Required task: Tell how many lines include the string "title". Answer with a single number.

Rows:

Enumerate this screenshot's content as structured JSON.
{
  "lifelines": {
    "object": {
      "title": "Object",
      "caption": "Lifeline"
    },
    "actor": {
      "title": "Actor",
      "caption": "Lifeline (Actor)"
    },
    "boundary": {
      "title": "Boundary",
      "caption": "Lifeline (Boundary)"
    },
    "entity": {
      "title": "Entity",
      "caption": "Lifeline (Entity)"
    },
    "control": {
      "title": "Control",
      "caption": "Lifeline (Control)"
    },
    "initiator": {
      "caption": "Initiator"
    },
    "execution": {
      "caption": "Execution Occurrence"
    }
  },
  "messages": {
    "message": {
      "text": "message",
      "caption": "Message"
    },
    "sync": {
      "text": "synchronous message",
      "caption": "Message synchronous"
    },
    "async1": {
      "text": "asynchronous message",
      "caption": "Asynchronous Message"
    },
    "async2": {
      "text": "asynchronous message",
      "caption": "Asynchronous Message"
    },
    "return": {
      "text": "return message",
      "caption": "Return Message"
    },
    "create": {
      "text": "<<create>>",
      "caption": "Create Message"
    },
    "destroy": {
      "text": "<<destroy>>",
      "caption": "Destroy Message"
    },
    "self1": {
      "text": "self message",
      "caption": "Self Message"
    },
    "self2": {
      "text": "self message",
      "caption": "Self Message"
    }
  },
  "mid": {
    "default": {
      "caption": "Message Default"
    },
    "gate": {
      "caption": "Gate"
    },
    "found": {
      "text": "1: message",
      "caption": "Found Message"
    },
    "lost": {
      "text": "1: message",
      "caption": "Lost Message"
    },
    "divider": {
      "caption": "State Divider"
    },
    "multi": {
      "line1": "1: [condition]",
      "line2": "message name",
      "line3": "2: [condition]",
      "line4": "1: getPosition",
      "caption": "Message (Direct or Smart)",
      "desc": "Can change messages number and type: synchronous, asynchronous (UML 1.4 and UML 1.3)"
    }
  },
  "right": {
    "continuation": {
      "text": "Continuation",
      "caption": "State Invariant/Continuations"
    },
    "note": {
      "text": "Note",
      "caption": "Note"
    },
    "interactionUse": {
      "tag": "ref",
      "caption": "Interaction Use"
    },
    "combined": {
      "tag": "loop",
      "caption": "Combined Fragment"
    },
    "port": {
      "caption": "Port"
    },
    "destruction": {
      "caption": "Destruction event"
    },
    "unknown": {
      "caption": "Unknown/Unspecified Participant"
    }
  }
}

Solution for this problem: 5